▸ **Work required**
Copy the material that follows word for word and omit its pictures.

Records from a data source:

■ ■ ■ ■

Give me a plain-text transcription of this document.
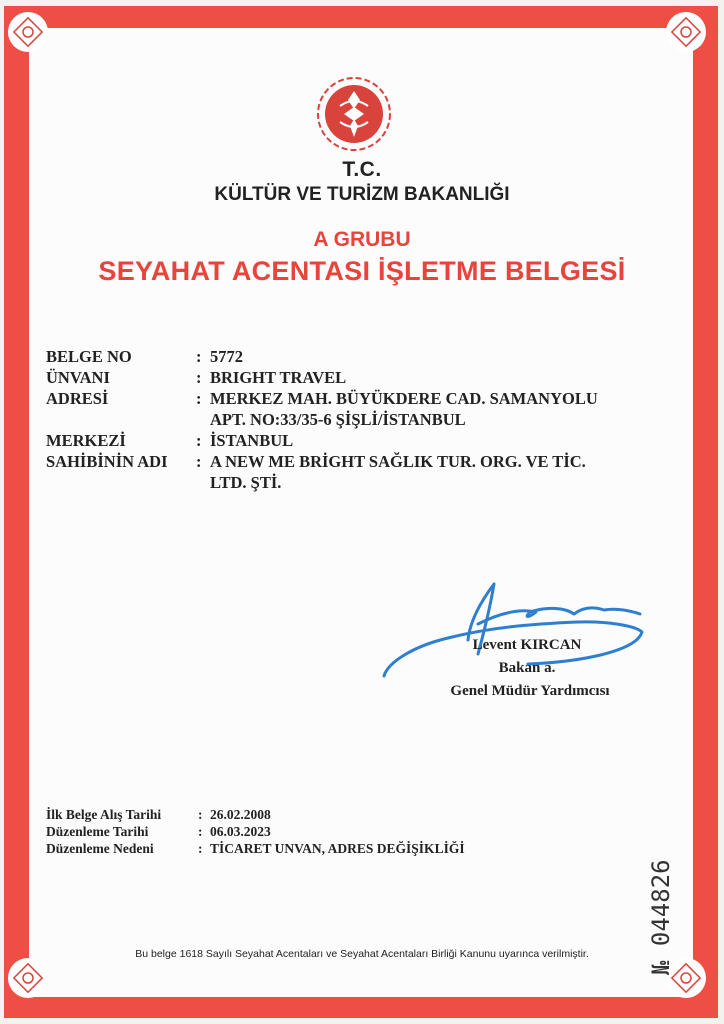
T.C.
KÜLTÜR VE TURİZM BAKANLIĞI
A GRUBU
SEYAHAT ACENTASI İŞLETME BELGESİ
BELGE NO	: 5772
ÜNVANI	: BRIGHT TRAVEL
ADRESİ	: MERKEZ MAH. BÜYÜKDERE CAD. SAMANYOLU
APT. NO:33/35-6 ŞİŞLİ/İSTANBUL
MERKEZİ	: İSTANBUL
SAHİBİNİN ADI	: A NEW ME BRİGHT SAĞLIK TUR. ORG. VE TİC.
LTD. ŞTİ.
Levent KIRCAN
Bakan a.
Genel Müdür Yardımcısı
İlk Belge Alış Tarihi	: 26.02.2008
Düzenleme Tarihi	: 06.03.2023
Düzenleme Nedeni	: TİCARET UNVAN, ADRES DEĞİŞİKLİĞİ
№ 044826
Bu belge 1618 Sayılı Seyahat Acentaları ve Seyahat Acentaları Birliği Kanunu uyarınca verilmiştir.
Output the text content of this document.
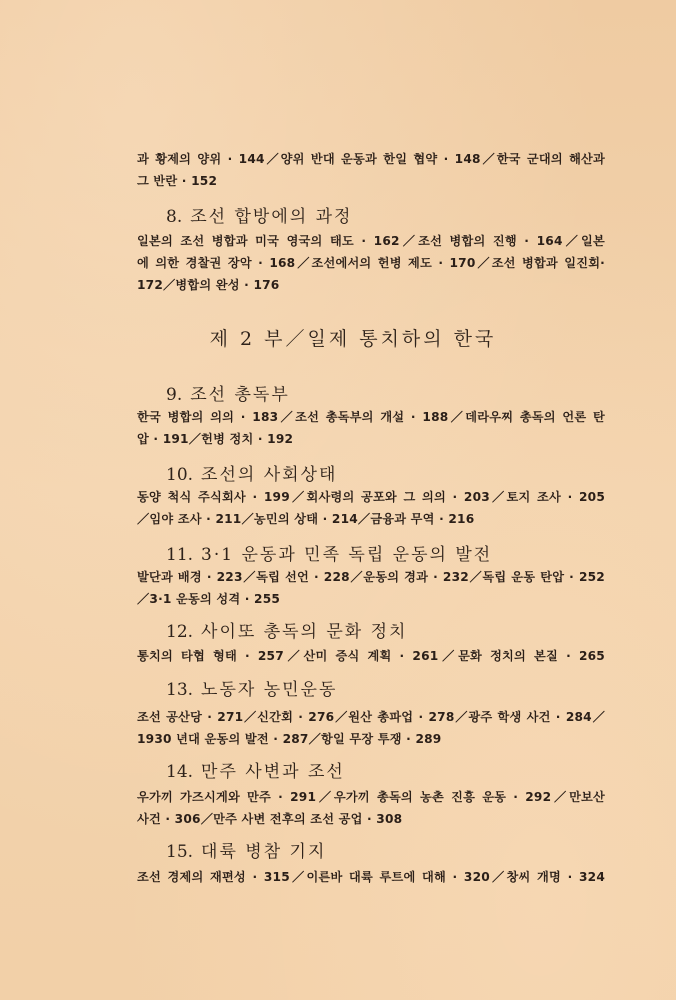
과 황제의 양위 · 144／양위 반대 운동과 한일 협약 · 148／한국 군대의 해산과
그 반란 · 152
8. 조선 합방에의 과정
일본의 조선 병합과 미국 영국의 태도 · 162／조선 병합의 진행 · 164／일본
에 의한 경찰권 장악 · 168／조선에서의 헌병 제도 · 170／조선 병합과 일진회·
172／병합의 완성 · 176
제 2 부／일제 통치하의 한국
9. 조선 총독부
한국 병합의 의의 · 183／조선 총독부의 개설 · 188／데라우찌 총독의 언론 탄
압 · 191／헌병 정치 · 192
10. 조선의 사회상태
동양 척식 주식회사 · 199／회사령의 공포와 그 의의 · 203／토지 조사 · 205
／임야 조사 · 211／농민의 상태 · 214／금융과 무역 · 216
11. 3·1 운동과 민족 독립 운동의 발전
발단과 배경 · 223／독립 선언 · 228／운동의 경과 · 232／독립 운동 탄압 · 252
／3·1 운동의 성격 · 255
12. 사이또 총독의 문화 정치
통치의 타협 형태 · 257／산미 증식 계획 · 261／문화 정치의 본질 · 265
13. 노동자 농민운동
조선 공산당 · 271／신간회 · 276／원산 총파업 · 278／광주 학생 사건 · 284／
1930 년대 운동의 발전 · 287／항일 무장 투쟁 · 289
14. 만주 사변과 조선
우가끼 가즈시게와 만주 · 291／우가끼 총독의 농촌 진흥 운동 · 292／만보산
사건 · 306／만주 사변 전후의 조선 공업 · 308
15. 대륙 병참 기지
조선 경제의 재편성 · 315／이른바 대륙 루트에 대해 · 320／창씨 개명 · 324
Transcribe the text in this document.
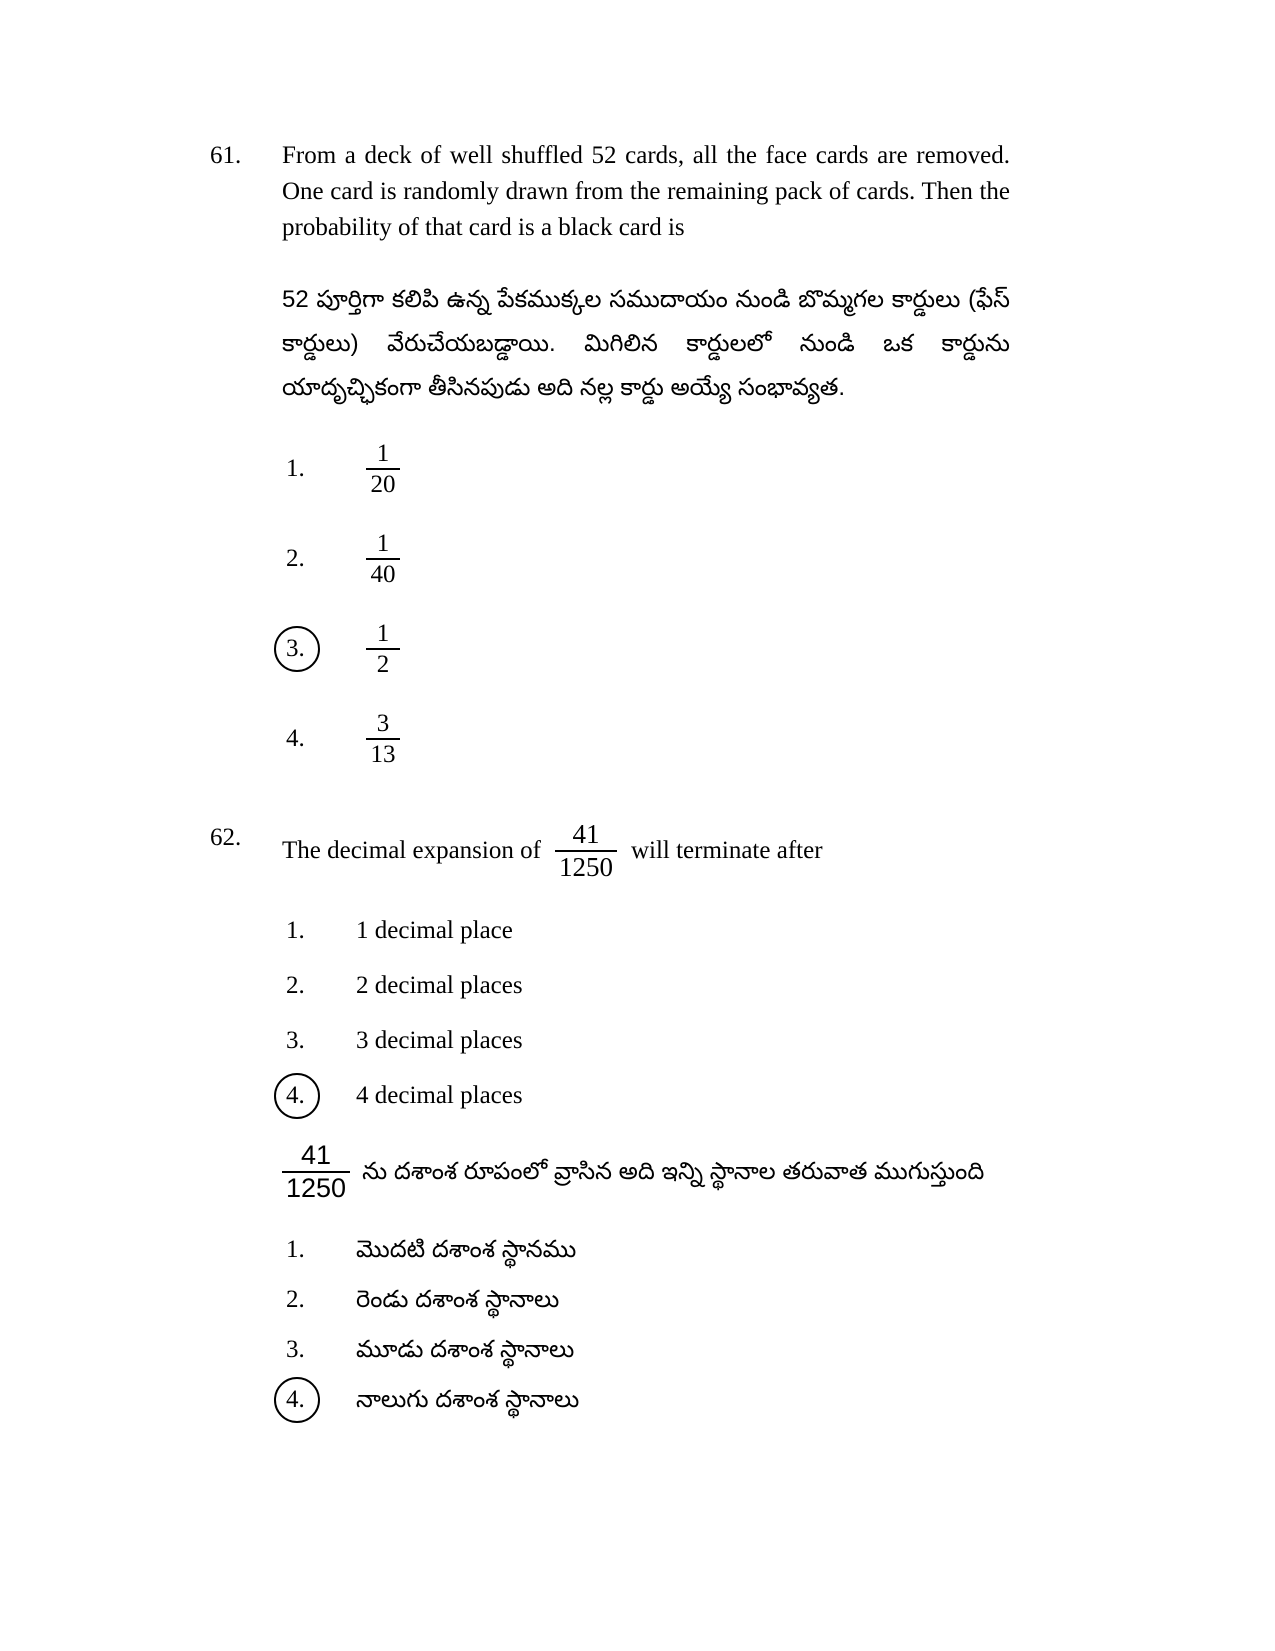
61.	From a deck of well shuffled 52 cards, all the face cards are removed. One card is randomly drawn from the remaining pack of cards. Then the probability of that card is a black card is
52 పూర్తిగా కలిపి ఉన్న పేకముక్కల సముదాయం నుండి బొమ్మగల కార్డులు (ఫేస్ కార్డులు) వేరుచేయబడ్డాయి. మిగిలిన కార్డులలో నుండి ఒక కార్డును యాదృచ్ఛికంగా తీసినపుడు అది నల్ల కార్డు అయ్యే సంభావ్యత.
1.	$\frac{1}{20}$
2.	$\frac{1}{40}$
3.	$\frac{1}{2}$
4.	$\frac{3}{13}$
62.	The decimal expansion of $\frac{41}{1250}$ will terminate after
1.	1 decimal place
2.	2 decimal places
3.	3 decimal places
4.	4 decimal places
$\frac{41}{1250}$ ను దశాంశ రూపంలో వ్రాసిన అది ఇన్ని స్థానాల తరువాత ముగుస్తుంది
1.	మొదటి దశాంశ స్థానము
2.	రెండు దశాంశ స్థానాలు
3.	మూడు దశాంశ స్థానాలు
4.	నాలుగు దశాంశ స్థానాలు
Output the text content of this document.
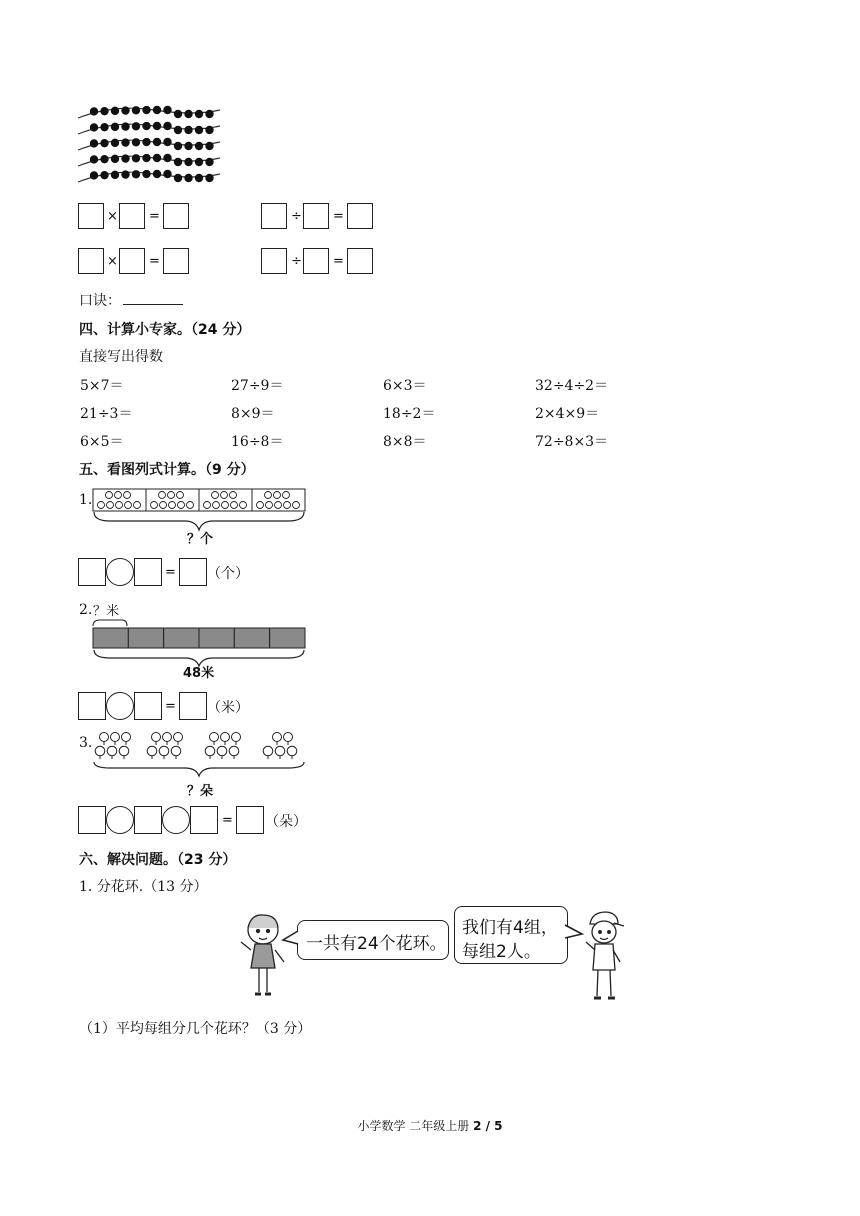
× =	÷ =
× =	÷ =
口诀：
四、计算小专家。（24 分）
直接写出得数
5×7＝	27÷9＝	6×3＝	32÷4÷2＝
21÷3＝	8×9＝	18÷2＝	2×4×9＝
6×5＝	16÷8＝	8×8＝	72÷8×3＝
五、看图列式计算。（9 分）
1.
？个
= （个）
2. ？米
48米
= （米）
3.
？朵
= （朵）
六、解决问题。（23 分）
1. 分花环.（13 分）
一共有24个花环。
我们有4组，
每组2人。
（1）平均每组分几个花环？（3 分）
小学数学 二年级上册 2 / 5
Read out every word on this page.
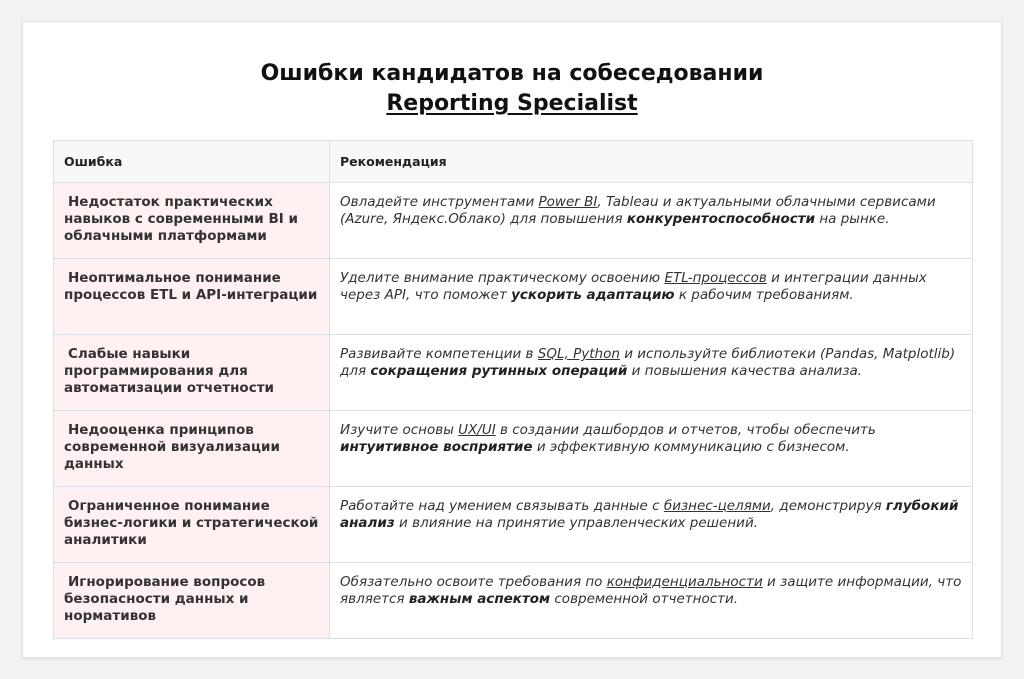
Ошибки кандидатов на собеседовании
Reporting Specialist
Ошибка	Рекомендация
Недостаток практических навыков с современными BI и облачными платформами	Овладейте инструментами Power BI, Tableau и актуальными облачными сервисами (Azure, Яндекс.Облако) для повышения конкурентоспособности на рынке.
Неоптимальное понимание процессов ETL и API-интеграции	Уделите внимание практическому освоению ETL-процессов и интеграции данных через API, что поможет ускорить адаптацию к рабочим требованиям.
Слабые навыки программирования для автоматизации отчетности	Развивайте компетенции в SQL, Python и используйте библиотеки (Pandas, Matplotlib) для сокращения рутинных операций и повышения качества анализа.
Недооценка принципов современной визуализации данных	Изучите основы UX/UI в создании дашбордов и отчетов, чтобы обеспечить интуитивное восприятие и эффективную коммуникацию с бизнесом.
Ограниченное понимание бизнес-логики и стратегической аналитики	Работайте над умением связывать данные с бизнес-целями, демонстрируя глубокий анализ и влияние на принятие управленческих решений.
Игнорирование вопросов безопасности данных и нормативов	Обязательно освоите требования по конфиденциальности и защите информации, что является важным аспектом современной отчетности.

■ ■ ■ ■

▸ **Correct output**
Give me a plain-text transcription of this document.
T.C.
KÜLTÜR VE TURİZM BAKANLIĞI
A GRUBU
SEYAHAT ACENTASI İŞLETME BELGESİ
BELGE NO	: 5772
ÜNVANI	: BRIGHT TRAVEL
ADRESİ	: MERKEZ MAH. BÜYÜKDERE CAD. SAMANYOLU
APT. NO:33/35-6 ŞİŞLİ/İSTANBUL
MERKEZİ	: İSTANBUL
SAHİBİNİN ADI	: A NEW ME BRİGHT SAĞLIK TUR. ORG. VE TİC.
LTD. ŞTİ.
Levent KIRCAN
Bakan a.
Genel Müdür Yardımcısı
İlk Belge Alış Tarihi	: 26.02.2008
Düzenleme Tarihi	: 06.03.2023
Düzenleme Nedeni	: TİCARET UNVAN, ADRES DEĞİŞİKLİĞİ
№ 044826
Bu belge 1618 Sayılı Seyahat Acentaları ve Seyahat Acentaları Birliği Kanunu uyarınca verilmiştir.
Output the text content of this document.
과 황제의 양위 · 144／양위 반대 운동과 한일 협약 · 148／한국 군대의 해산과
그 반란 · 152
8. 조선 합방에의 과정
일본의 조선 병합과 미국 영국의 태도 · 162／조선 병합의 진행 · 164／일본
에 의한 경찰권 장악 · 168／조선에서의 헌병 제도 · 170／조선 병합과 일진회·
172／병합의 완성 · 176
제 2 부／일제 통치하의 한국
9. 조선 총독부
한국 병합의 의의 · 183／조선 총독부의 개설 · 188／데라우찌 총독의 언론 탄
압 · 191／헌병 정치 · 192
10. 조선의 사회상태
동양 척식 주식회사 · 199／회사령의 공포와 그 의의 · 203／토지 조사 · 205
／임야 조사 · 211／농민의 상태 · 214／금융과 무역 · 216
11. 3·1 운동과 민족 독립 운동의 발전
발단과 배경 · 223／독립 선언 · 228／운동의 경과 · 232／독립 운동 탄압 · 252
／3·1 운동의 성격 · 255
12. 사이또 총독의 문화 정치
통치의 타협 형태 · 257／산미 증식 계획 · 261／문화 정치의 본질 · 265
13. 노동자 농민운동
조선 공산당 · 271／신간회 · 276／원산 총파업 · 278／광주 학생 사건 · 284／
1930 년대 운동의 발전 · 287／항일 무장 투쟁 · 289
14. 만주 사변과 조선
우가끼 가즈시게와 만주 · 291／우가끼 총독의 농촌 진흥 운동 · 292／만보산
사건 · 306／만주 사변 전후의 조선 공업 · 308
15. 대륙 병참 기지
조선 경제의 재편성 · 315／이른바 대륙 루트에 대해 · 320／창씨 개명 · 324
Transcribe the text in this document.
61.	From a deck of well shuffled 52 cards, all the face cards are removed. One card is randomly drawn from the remaining pack of cards. Then the probability of that card is a black card is
52 పూర్తిగా కలిపి ఉన్న పేకముక్కల సముదాయం నుండి బొమ్మగల కార్డులు (ఫేస్ కార్డులు) వేరుచేయబడ్డాయి. మిగిలిన కార్డులలో నుండి ఒక కార్డును యాదృచ్ఛికంగా తీసినపుడు అది నల్ల కార్డు అయ్యే సంభావ్యత.
1.	$\frac{1}{20}$
2.	$\frac{1}{40}$
3.	$\frac{1}{2}$
4.	$\frac{3}{13}$
62.	The decimal expansion of $\frac{41}{1250}$ will terminate after
1.	1 decimal place
2.	2 decimal places
3.	3 decimal places
4.	4 decimal places
$\frac{41}{1250}$ ను దశాంశ రూపంలో వ్రాసిన అది ఇన్ని స్థానాల తరువాత ముగుస్తుంది
1.	మొదటి దశాంశ స్థానము
2.	రెండు దశాంశ స్థానాలు
3.	మూడు దశాంశ స్థానాలు
4.	నాలుగు దశాంశ స్థానాలు
Output the text content of this document.
× =	÷ =
× =	÷ =
口诀：
四、计算小专家。（24 分）
直接写出得数
5×7＝	27÷9＝	6×3＝	32÷4÷2＝
21÷3＝	8×9＝	18÷2＝	2×4×9＝
6×5＝	16÷8＝	8×8＝	72÷8×3＝
五、看图列式计算。（9 分）
1.
？个
= （个）
2. ？米
48米
= （米）
3.
？朵
= （朵）
六、解决问题。（23 分）
1. 分花环.（13 分）
一共有24个花环。
我们有4组，
每组2人。
（1）平均每组分几个花环？（3 分）
小学数学 二年级上册 2 / 5
Read out every word on this page.
Ошибки кандидатов на собеседовании
Reporting Specialist
Ошибка	Рекомендация
Недостаток практических навыков с современными BI и облачными платформами	Овладейте инструментами Power BI, Tableau и актуальными облачными сервисами (Azure, Яндекс.Облако) для повышения конкурентоспособности на рынке.
Неоптимальное понимание процессов ETL и API-интеграции	Уделите внимание практическому освоению ETL-процессов и интеграции данных через API, что поможет ускорить адаптацию к рабочим требованиям.
Слабые навыки программирования для автоматизации отчетности	Развивайте компетенции в SQL, Python и используйте библиотеки (Pandas, Matplotlib) для сокращения рутинных операций и повышения качества анализа.
Недооценка принципов современной визуализации данных	Изучите основы UX/UI в создании дашбордов и отчетов, чтобы обеспечить интуитивное восприятие и эффективную коммуникацию с бизнесом.
Ограниченное понимание бизнес-логики и стратегической аналитики	Работайте над умением связывать данные с бизнес-целями, демонстрируя глубокий анализ и влияние на принятие управленческих решений.
Игнорирование вопросов безопасности данных и нормативов	Обязательно освоите требования по конфиденциальности и защите информации, что является важным аспектом современной отчетности.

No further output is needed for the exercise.